Exercise prompt: Print the entries that appear below, exactly as written and without their pictures.

=-=-=

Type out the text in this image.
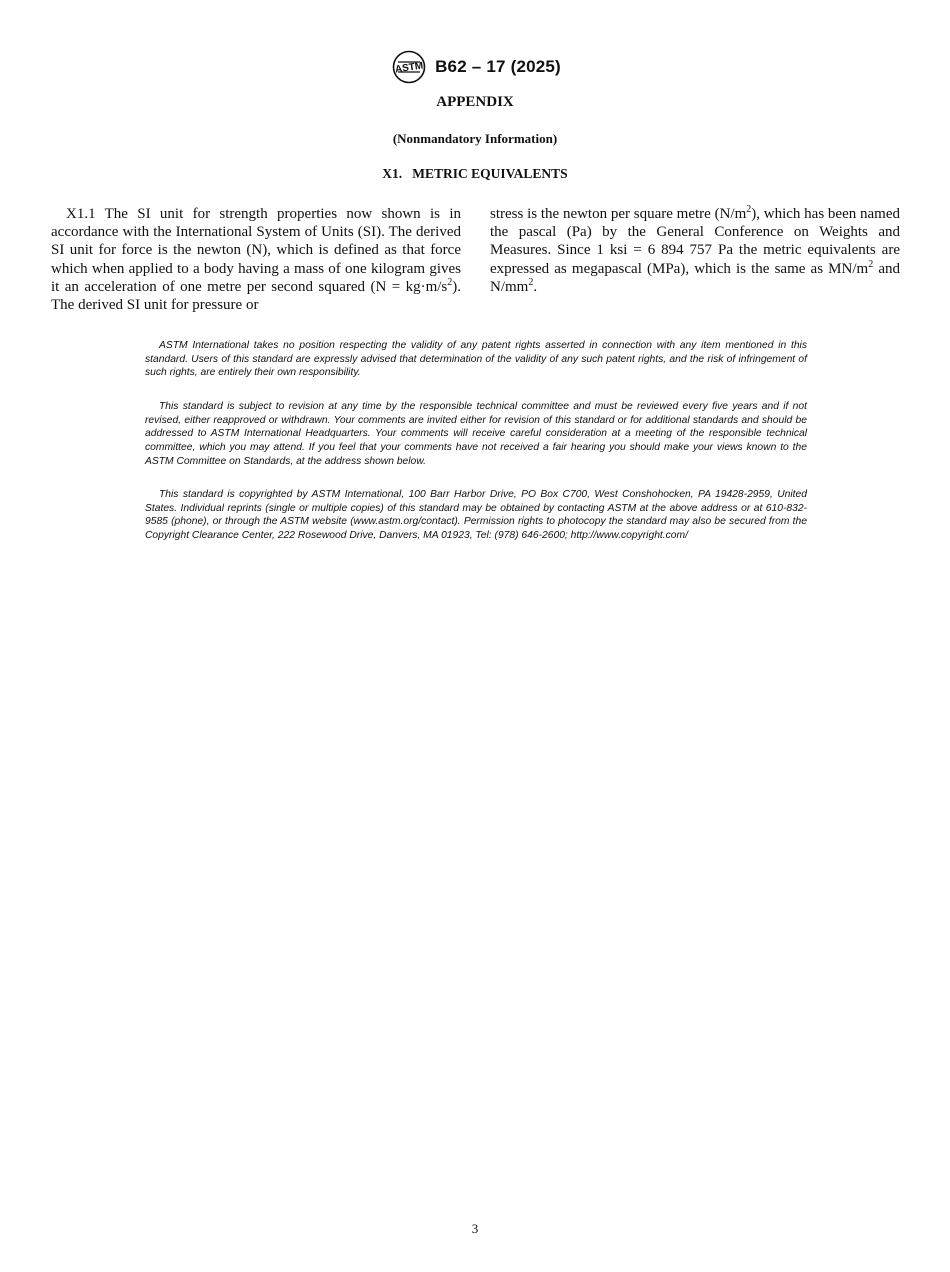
ASTM B62 – 17 (2025)
APPENDIX
(Nonmandatory Information)
X1.   METRIC EQUIVALENTS

X1.1 The SI unit for strength properties now shown is in accordance with the International System of Units (SI). The derived SI unit for force is the newton (N), which is defined as that force which when applied to a body having a mass of one kilogram gives it an acceleration of one metre per second squared $(N = kg\cdot m/s^2)$. The derived SI unit for pressure or

stress is the newton per square metre $(N/m^2)$, which has been named the pascal (Pa) by the General Conference on Weights and Measures. Since 1 ksi = 6 894 757 Pa the metric equivalents are expressed as megapascal (MPa), which is the same as $MN/m^2$ and $N/mm^2$.

ASTM International takes no position respecting the validity of any patent rights asserted in connection with any item mentioned in this standard. Users of this standard are expressly advised that determination of the validity of any such patent rights, and the risk of infringement of such rights, are entirely their own responsibility.

This standard is subject to revision at any time by the responsible technical committee and must be reviewed every five years and if not revised, either reapproved or withdrawn. Your comments are invited either for revision of this standard or for additional standards and should be addressed to ASTM International Headquarters. Your comments will receive careful consideration at a meeting of the responsible technical committee, which you may attend. If you feel that your comments have not received a fair hearing you should make your views known to the ASTM Committee on Standards, at the address shown below.

This standard is copyrighted by ASTM International, 100 Barr Harbor Drive, PO Box C700, West Conshohocken, PA 19428-2959, United States. Individual reprints (single or multiple copies) of this standard may be obtained by contacting ASTM at the above address or at 610-832-9585 (phone), or through the ASTM website (www.astm.org/contact). Permission rights to photocopy the standard may also be secured from the Copyright Clearance Center, 222 Rosewood Drive, Danvers, MA 01923, Tel: (978) 646-2600; http://www.copyright.com/

3
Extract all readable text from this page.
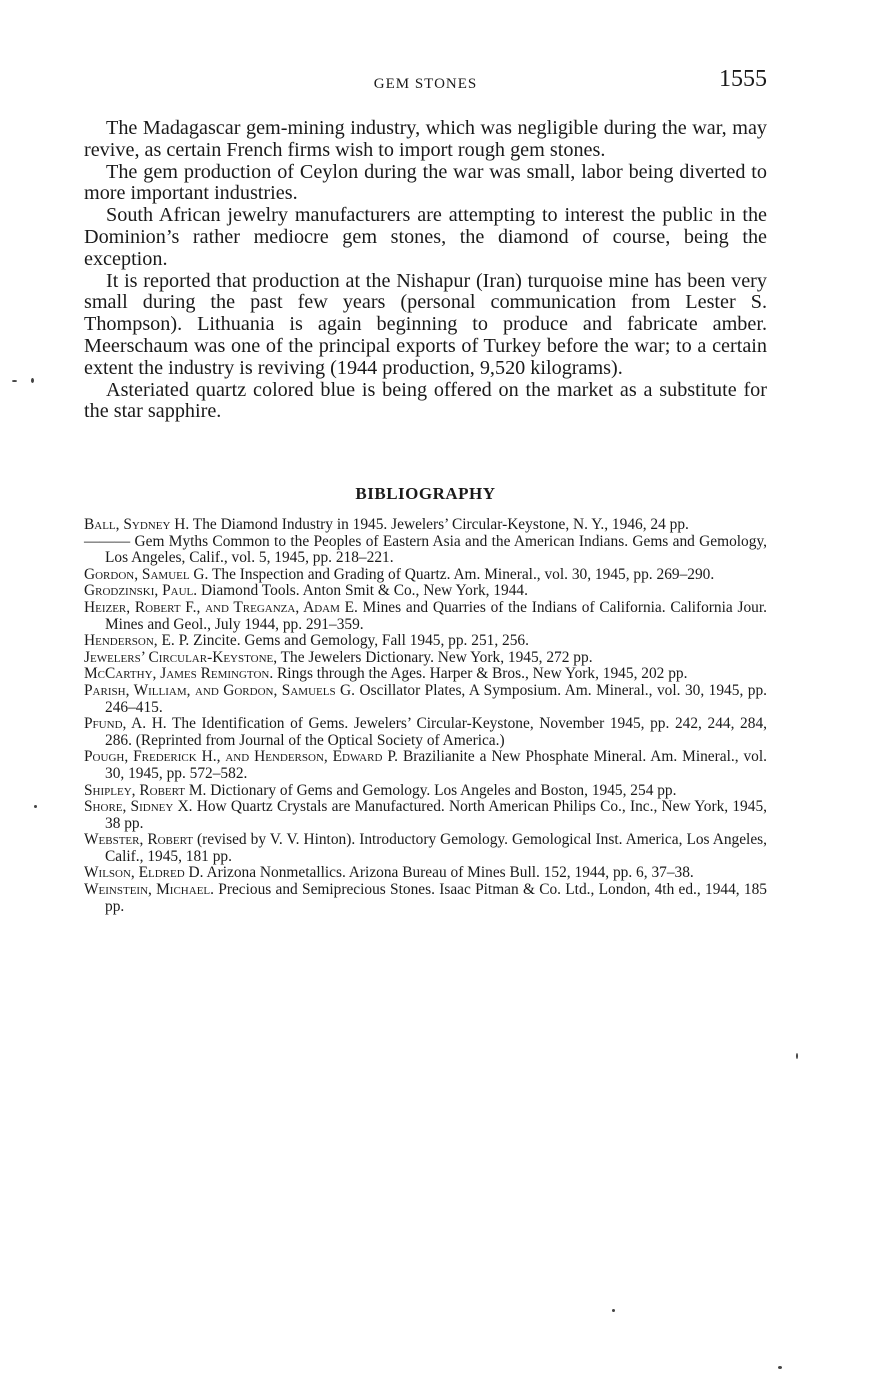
GEM STONES	1555

The Madagascar gem-mining industry, which was negligible during the war, may revive, as certain French firms wish to import rough gem stones.

The gem production of Ceylon during the war was small, labor being diverted to more important industries.

South African jewelry manufacturers are attempting to interest the public in the Dominion’s rather mediocre gem stones, the diamond of course, being the exception.

It is reported that production at the Nishapur (Iran) turquoise mine has been very small during the past few years (personal communication from Lester S. Thompson). Lithuania is again beginning to produce and fabricate amber. Meerschaum was one of the principal exports of Turkey before the war; to a certain extent the industry is reviving (1944 production, 9,520 kilograms).

Asteriated quartz colored blue is being offered on the market as a substitute for the star sapphire.

BIBLIOGRAPHY

Ball, Sydney H. The Diamond Industry in 1945. Jewelers’ Circular-Keystone, N. Y., 1946, 24 pp.

——— Gem Myths Common to the Peoples of Eastern Asia and the American Indians. Gems and Gemology, Los Angeles, Calif., vol. 5, 1945, pp. 218–221.

Gordon, Samuel G. The Inspection and Grading of Quartz. Am. Mineral., vol. 30, 1945, pp. 269–290.

Grodzinski, Paul. Diamond Tools. Anton Smit & Co., New York, 1944.

Heizer, Robert F., and Treganza, Adam E. Mines and Quarries of the Indians of California. California Jour. Mines and Geol., July 1944, pp. 291–359.

Henderson, E. P. Zincite. Gems and Gemology, Fall 1945, pp. 251, 256.

Jewelers’ Circular-Keystone, The Jewelers Dictionary. New York, 1945, 272 pp.

McCarthy, James Remington. Rings through the Ages. Harper & Bros., New York, 1945, 202 pp.

Parish, William, and Gordon, Samuels G. Oscillator Plates, A Symposium. Am. Mineral., vol. 30, 1945, pp. 246–415.

Pfund, A. H. The Identification of Gems. Jewelers’ Circular-Keystone, November 1945, pp. 242, 244, 284, 286. (Reprinted from Journal of the Optical Society of America.)

Pough, Frederick H., and Henderson, Edward P. Brazilianite a New Phosphate Mineral. Am. Mineral., vol. 30, 1945, pp. 572–582.

Shipley, Robert M. Dictionary of Gems and Gemology. Los Angeles and Boston, 1945, 254 pp.

Shore, Sidney X. How Quartz Crystals are Manufactured. North American Philips Co., Inc., New York, 1945, 38 pp.

Webster, Robert (revised by V. V. Hinton). Introductory Gemology. Gemological Inst. America, Los Angeles, Calif., 1945, 181 pp.

Wilson, Eldred D. Arizona Nonmetallics. Arizona Bureau of Mines Bull. 152, 1944, pp. 6, 37–38.

Weinstein, Michael. Precious and Semiprecious Stones. Isaac Pitman & Co. Ltd., London, 4th ed., 1944, 185 pp.
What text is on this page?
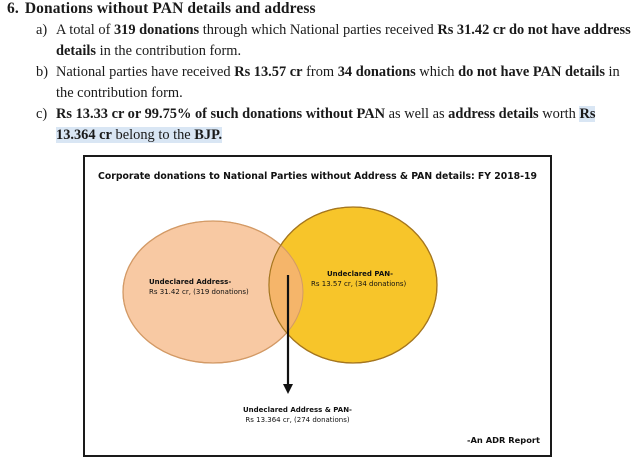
6. Donations without PAN details and address
a) A total of 319 donations through which National parties received Rs 31.42 cr do not have address details in the contribution form.
b) National parties have received Rs 13.57 cr from 34 donations which do not have PAN details in the contribution form.
c) Rs 13.33 cr or 99.75% of such donations without PAN as well as address details worth Rs 13.364 cr belong to the BJP.
Corporate donations to National Parties without Address & PAN details: FY 2018-19
Undeclared Address-
Rs 31.42 cr, (319 donations)
Undeclared PAN-
Rs 13.57 cr, (34 donations)
Undeclared Address & PAN-
Rs 13.364 cr, (274 donations)
-An ADR Report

=-=-=

Exercise output:
Type out the text in this image.
ASTM B62 – 17 (2025)
APPENDIX
(Nonmandatory Information)
X1.   METRIC EQUIVALENTS

X1.1 The SI unit for strength properties now shown is in accordance with the International System of Units (SI). The derived SI unit for force is the newton (N), which is defined as that force which when applied to a body having a mass of one kilogram gives it an acceleration of one metre per second squared $(N = kg\cdot m/s^2)$. The derived SI unit for pressure or

stress is the newton per square metre $(N/m^2)$, which has been named the pascal (Pa) by the General Conference on Weights and Measures. Since 1 ksi = 6 894 757 Pa the metric equivalents are expressed as megapascal (MPa), which is the same as $MN/m^2$ and $N/mm^2$.

ASTM International takes no position respecting the validity of any patent rights asserted in connection with any item mentioned in this standard. Users of this standard are expressly advised that determination of the validity of any such patent rights, and the risk of infringement of such rights, are entirely their own responsibility.

This standard is subject to revision at any time by the responsible technical committee and must be reviewed every five years and if not revised, either reapproved or withdrawn. Your comments are invited either for revision of this standard or for additional standards and should be addressed to ASTM International Headquarters. Your comments will receive careful consideration at a meeting of the responsible technical committee, which you may attend. If you feel that your comments have not received a fair hearing you should make your views known to the ASTM Committee on Standards, at the address shown below.

This standard is copyrighted by ASTM International, 100 Barr Harbor Drive, PO Box C700, West Conshohocken, PA 19428-2959, United States. Individual reprints (single or multiple copies) of this standard may be obtained by contacting ASTM at the above address or at 610-832-9585 (phone), or through the ASTM website (www.astm.org/contact). Permission rights to photocopy the standard may also be secured from the Copyright Clearance Center, 222 Rosewood Drive, Danvers, MA 01923, Tel: (978) 646-2600; http://www.copyright.com/

3
Extract all readable text from this page.
GEM STONES	1555

The Madagascar gem-mining industry, which was negligible during the war, may revive, as certain French firms wish to import rough gem stones.

The gem production of Ceylon during the war was small, labor being diverted to more important industries.

South African jewelry manufacturers are attempting to interest the public in the Dominion’s rather mediocre gem stones, the diamond of course, being the exception.

It is reported that production at the Nishapur (Iran) turquoise mine has been very small during the past few years (personal communication from Lester S. Thompson). Lithuania is again beginning to produce and fabricate amber. Meerschaum was one of the principal exports of Turkey before the war; to a certain extent the industry is reviving (1944 production, 9,520 kilograms).

Asteriated quartz colored blue is being offered on the market as a substitute for the star sapphire.

BIBLIOGRAPHY

Ball, Sydney H. The Diamond Industry in 1945. Jewelers’ Circular-Keystone, N. Y., 1946, 24 pp.

——— Gem Myths Common to the Peoples of Eastern Asia and the American Indians. Gems and Gemology, Los Angeles, Calif., vol. 5, 1945, pp. 218–221.

Gordon, Samuel G. The Inspection and Grading of Quartz. Am. Mineral., vol. 30, 1945, pp. 269–290.

Grodzinski, Paul. Diamond Tools. Anton Smit & Co., New York, 1944.

Heizer, Robert F., and Treganza, Adam E. Mines and Quarries of the Indians of California. California Jour. Mines and Geol., July 1944, pp. 291–359.

Henderson, E. P. Zincite. Gems and Gemology, Fall 1945, pp. 251, 256.

Jewelers’ Circular-Keystone, The Jewelers Dictionary. New York, 1945, 272 pp.

McCarthy, James Remington. Rings through the Ages. Harper & Bros., New York, 1945, 202 pp.

Parish, William, and Gordon, Samuels G. Oscillator Plates, A Symposium. Am. Mineral., vol. 30, 1945, pp. 246–415.

Pfund, A. H. The Identification of Gems. Jewelers’ Circular-Keystone, November 1945, pp. 242, 244, 284, 286. (Reprinted from Journal of the Optical Society of America.)

Pough, Frederick H., and Henderson, Edward P. Brazilianite a New Phosphate Mineral. Am. Mineral., vol. 30, 1945, pp. 572–582.

Shipley, Robert M. Dictionary of Gems and Gemology. Los Angeles and Boston, 1945, 254 pp.

Shore, Sidney X. How Quartz Crystals are Manufactured. North American Philips Co., Inc., New York, 1945, 38 pp.

Webster, Robert (revised by V. V. Hinton). Introductory Gemology. Gemological Inst. America, Los Angeles, Calif., 1945, 181 pp.

Wilson, Eldred D. Arizona Nonmetallics. Arizona Bureau of Mines Bull. 152, 1944, pp. 6, 37–38.

Weinstein, Michael. Precious and Semiprecious Stones. Isaac Pitman & Co. Ltd., London, 4th ed., 1944, 185 pp.
What text is on this page?
6. Donations without PAN details and address
a) A total of 319 donations through which National parties received Rs 31.42 cr do not have address details in the contribution form.
b) National parties have received Rs 13.57 cr from 34 donations which do not have PAN details in the contribution form.
c) Rs 13.33 cr or 99.75% of such donations without PAN as well as address details worth Rs 13.364 cr belong to the BJP.
Corporate donations to National Parties without Address & PAN details: FY 2018-19
Undeclared Address-
Rs 31.42 cr, (319 donations)
Undeclared PAN-
Rs 13.57 cr, (34 donations)
Undeclared Address & PAN-
Rs 13.364 cr, (274 donations)
-An ADR Report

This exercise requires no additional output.